** WHAT IS REQUIRED **
Keep the pictures out and restate every record exactly.

** Dataset items **
• • •

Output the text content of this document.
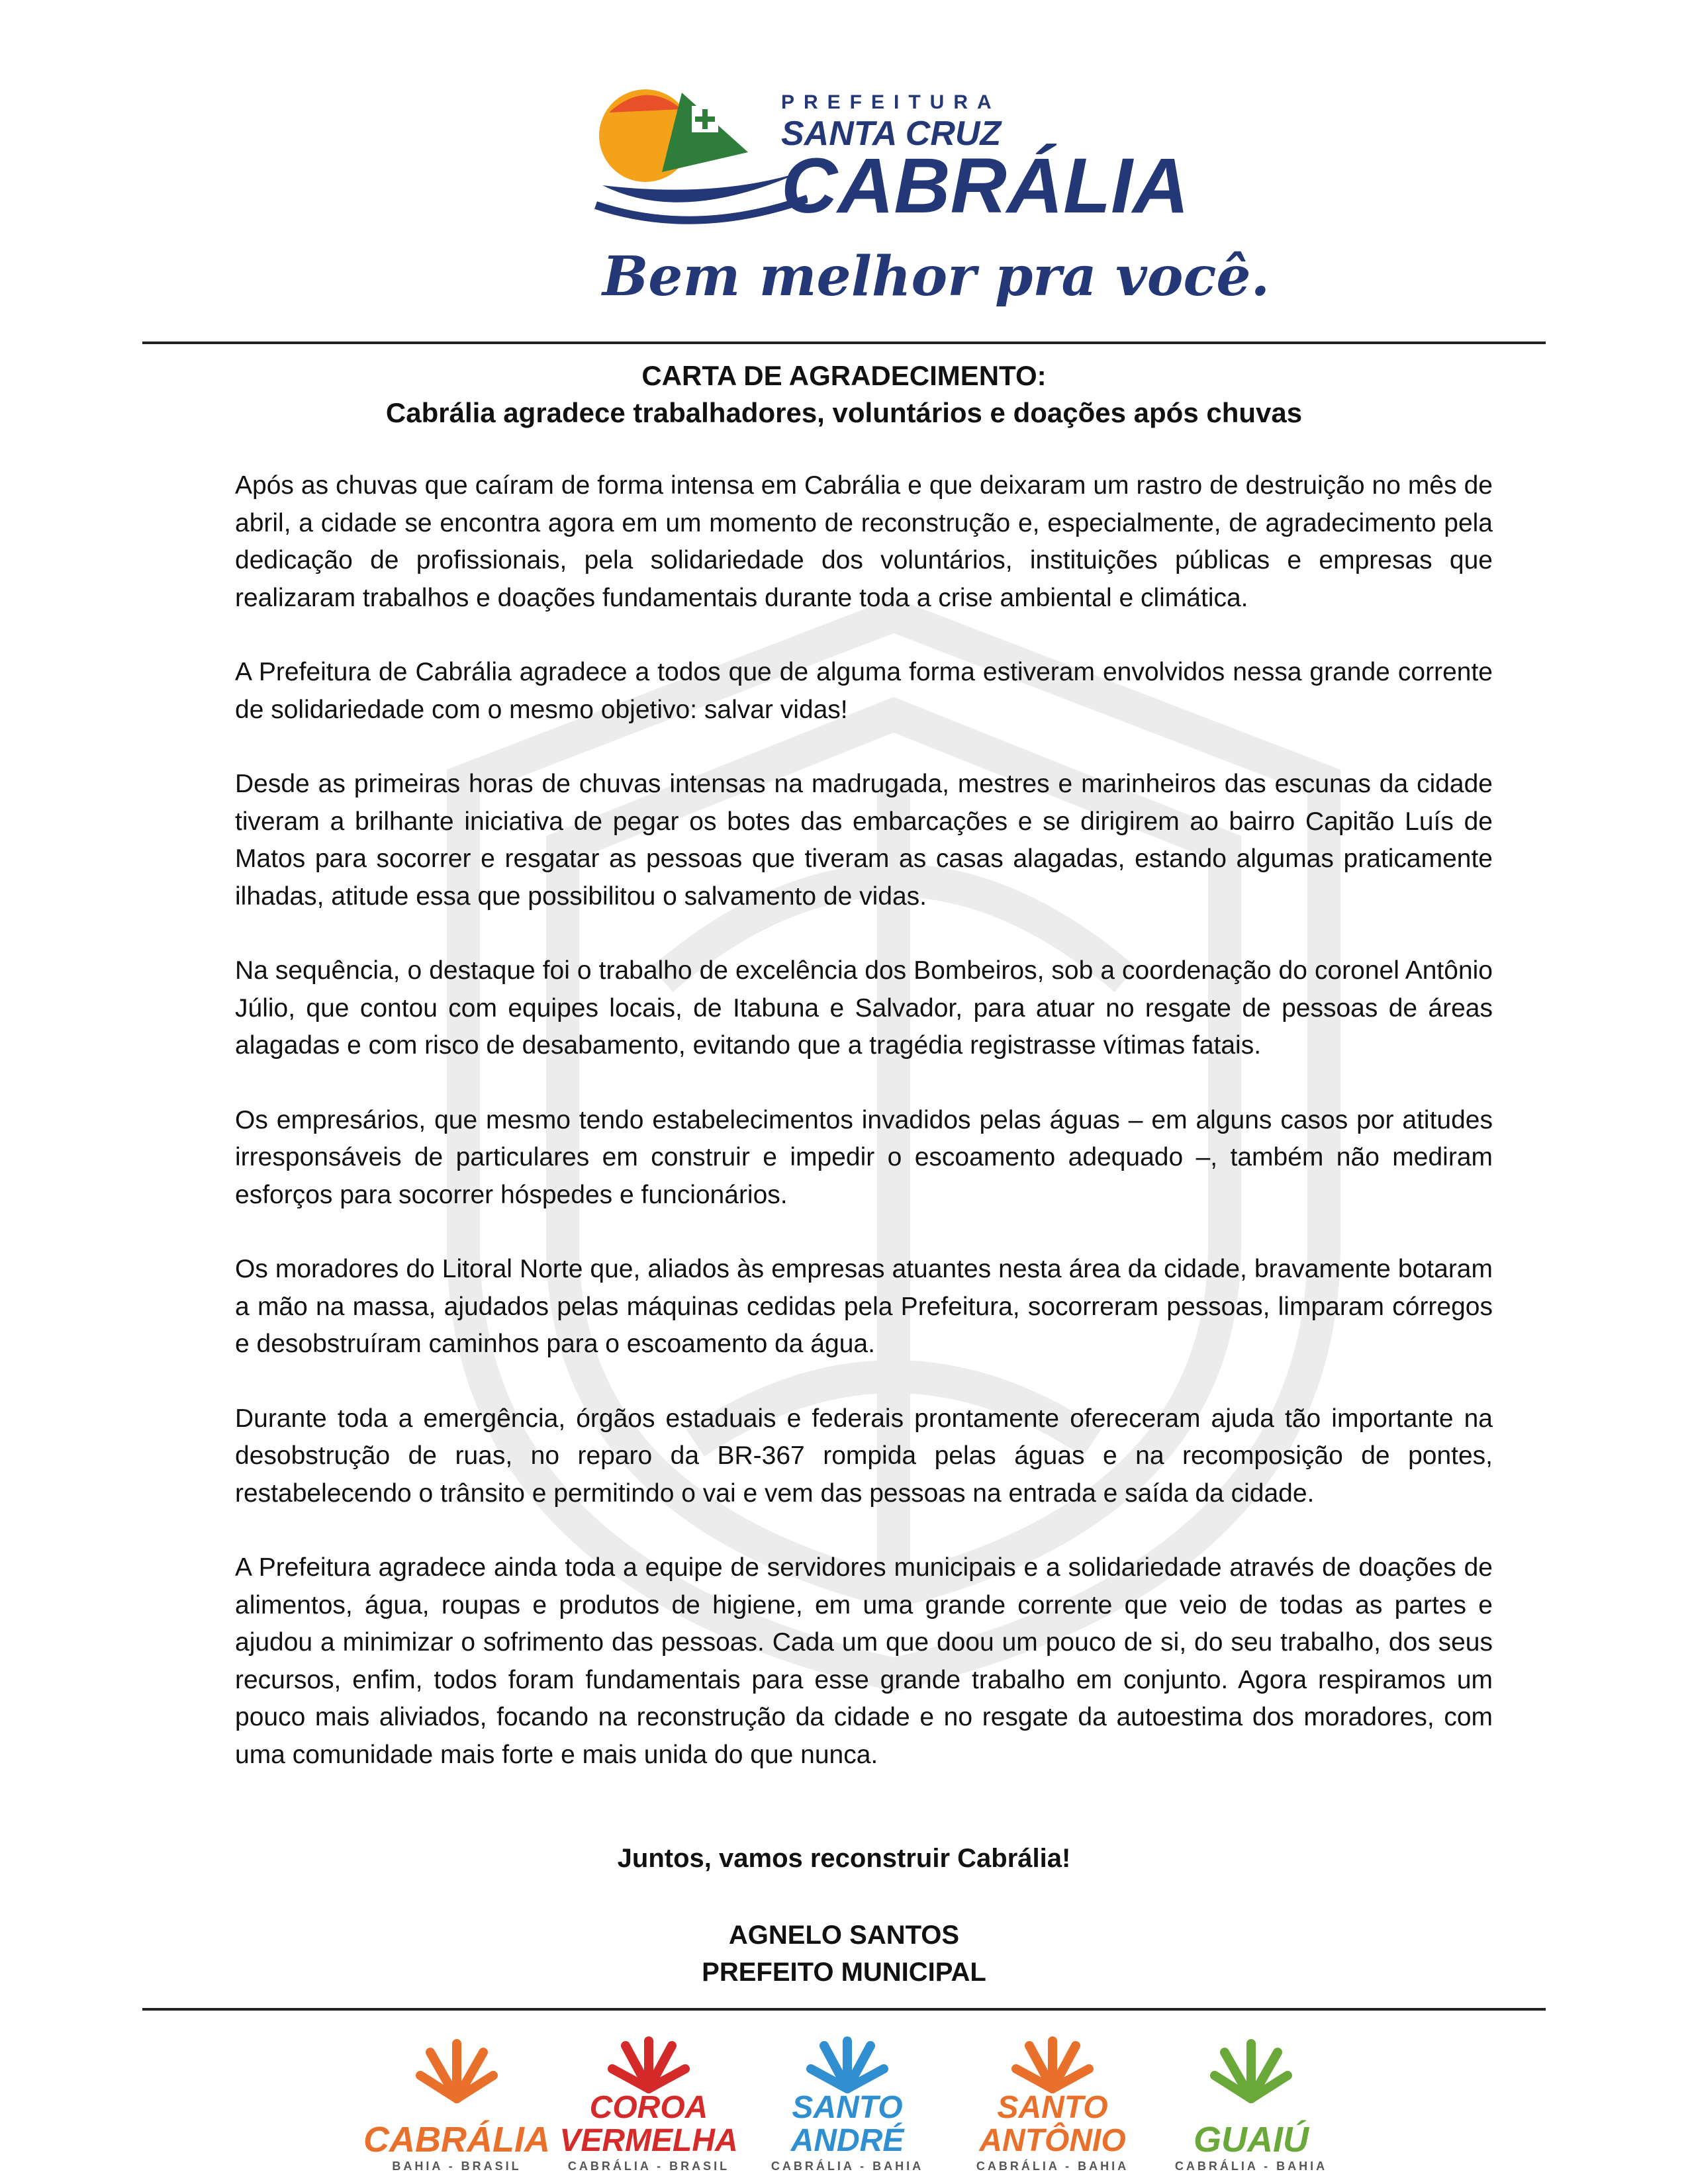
PREFEITURA
SANTA CRUZ
CABRÁLIA
Bem melhor pra você.
CARTA DE AGRADECIMENTO:
Cabrália agradece trabalhadores, voluntários e doações após chuvas

Após as chuvas que caíram de forma intensa em Cabrália e que deixaram um rastro de destruição no mês de abril, a cidade se encontra agora em um momento de reconstrução e, especialmente, de agradecimento pela dedicação de profissionais, pela solidariedade dos voluntários, instituições públicas e empresas que realizaram trabalhos e doações fundamentais durante toda a crise ambiental e climática.

A Prefeitura de Cabrália agradece a todos que de alguma forma estiveram envolvidos nessa grande corrente de solidariedade com o mesmo objetivo: salvar vidas!

Desde as primeiras horas de chuvas intensas na madrugada, mestres e marinheiros das escunas da cidade tiveram a brilhante iniciativa de pegar os botes das embarcações e se dirigirem ao bairro Capitão Luís de Matos para socorrer e resgatar as pessoas que tiveram as casas alagadas, estando algumas praticamente ilhadas, atitude essa que possibilitou o salvamento de vidas.

Na sequência, o destaque foi o trabalho de excelência dos Bombeiros, sob a coordenação do coronel Antônio Júlio, que contou com equipes locais, de Itabuna e Salvador, para atuar no resgate de pessoas de áreas alagadas e com risco de desabamento, evitando que a tragédia registrasse vítimas fatais.

Os empresários, que mesmo tendo estabelecimentos invadidos pelas águas – em alguns casos por atitudes irresponsáveis de particulares em construir e impedir o escoamento adequado –, também não mediram esforços para socorrer hóspedes e funcionários.

Os moradores do Litoral Norte que, aliados às empresas atuantes nesta área da cidade, bravamente botaram a mão na massa, ajudados pelas máquinas cedidas pela Prefeitura, socorreram pessoas, limparam córregos e desobstruíram caminhos para o escoamento da água.

Durante toda a emergência, órgãos estaduais e federais prontamente ofereceram ajuda tão importante na desobstrução de ruas, no reparo da BR-367 rompida pelas águas e na recomposição de pontes, restabelecendo o trânsito e permitindo o vai e vem das pessoas na entrada e saída da cidade.

A Prefeitura agradece ainda toda a equipe de servidores municipais e a solidariedade através de doações de alimentos, água, roupas e produtos de higiene, em uma grande corrente que veio de todas as partes e ajudou a minimizar o sofrimento das pessoas. Cada um que doou um pouco de si, do seu trabalho, dos seus recursos, enfim, todos foram fundamentais para esse grande trabalho em conjunto. Agora respiramos um pouco mais aliviados, focando na reconstrução da cidade e no resgate da autoestima dos moradores, com uma comunidade mais forte e mais unida do que nunca.

Juntos, vamos reconstruir Cabrália!
AGNELO SANTOS
PREFEITO MUNICIPAL
CABRÁLIA
BAHIA - BRASIL
COROA VERMELHA
CABRÁLIA - BRASIL
SANTO ANDRÉ
CABRÁLIA - BAHIA
SANTO ANTÔNIO
CABRÁLIA - BAHIA
GUAIÚ
CABRÁLIA - BAHIA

• • •

** FULL SOLUTION **
Output the text content of this document.
PREFEITURA
SANTA CRUZ
CABRÁLIA
Bem melhor pra você.
CARTA DE AGRADECIMENTO:
Cabrália agradece trabalhadores, voluntários e doações após chuvas

Após as chuvas que caíram de forma intensa em Cabrália e que deixaram um rastro de destruição no mês de abril, a cidade se encontra agora em um momento de reconstrução e, especialmente, de agradecimento pela dedicação de profissionais, pela solidariedade dos voluntários, instituições públicas e empresas que realizaram trabalhos e doações fundamentais durante toda a crise ambiental e climática.

A Prefeitura de Cabrália agradece a todos que de alguma forma estiveram envolvidos nessa grande corrente de solidariedade com o mesmo objetivo: salvar vidas!

Desde as primeiras horas de chuvas intensas na madrugada, mestres e marinheiros das escunas da cidade tiveram a brilhante iniciativa de pegar os botes das embarcações e se dirigirem ao bairro Capitão Luís de Matos para socorrer e resgatar as pessoas que tiveram as casas alagadas, estando algumas praticamente ilhadas, atitude essa que possibilitou o salvamento de vidas.

Na sequência, o destaque foi o trabalho de excelência dos Bombeiros, sob a coordenação do coronel Antônio Júlio, que contou com equipes locais, de Itabuna e Salvador, para atuar no resgate de pessoas de áreas alagadas e com risco de desabamento, evitando que a tragédia registrasse vítimas fatais.

Os empresários, que mesmo tendo estabelecimentos invadidos pelas águas – em alguns casos por atitudes irresponsáveis de particulares em construir e impedir o escoamento adequado –, também não mediram esforços para socorrer hóspedes e funcionários.

Os moradores do Litoral Norte que, aliados às empresas atuantes nesta área da cidade, bravamente botaram a mão na massa, ajudados pelas máquinas cedidas pela Prefeitura, socorreram pessoas, limparam córregos e desobstruíram caminhos para o escoamento da água.

Durante toda a emergência, órgãos estaduais e federais prontamente ofereceram ajuda tão importante na desobstrução de ruas, no reparo da BR-367 rompida pelas águas e na recomposição de pontes, restabelecendo o trânsito e permitindo o vai e vem das pessoas na entrada e saída da cidade.

A Prefeitura agradece ainda toda a equipe de servidores municipais e a solidariedade através de doações de alimentos, água, roupas e produtos de higiene, em uma grande corrente que veio de todas as partes e ajudou a minimizar o sofrimento das pessoas. Cada um que doou um pouco de si, do seu trabalho, dos seus recursos, enfim, todos foram fundamentais para esse grande trabalho em conjunto. Agora respiramos um pouco mais aliviados, focando na reconstrução da cidade e no resgate da autoestima dos moradores, com uma comunidade mais forte e mais unida do que nunca.

Juntos, vamos reconstruir Cabrália!
AGNELO SANTOS
PREFEITO MUNICIPAL
CABRÁLIA
BAHIA - BRASIL
COROA VERMELHA
CABRÁLIA - BRASIL
SANTO ANDRÉ
CABRÁLIA - BAHIA
SANTO ANTÔNIO
CABRÁLIA - BAHIA
GUAIÚ
CABRÁLIA - BAHIA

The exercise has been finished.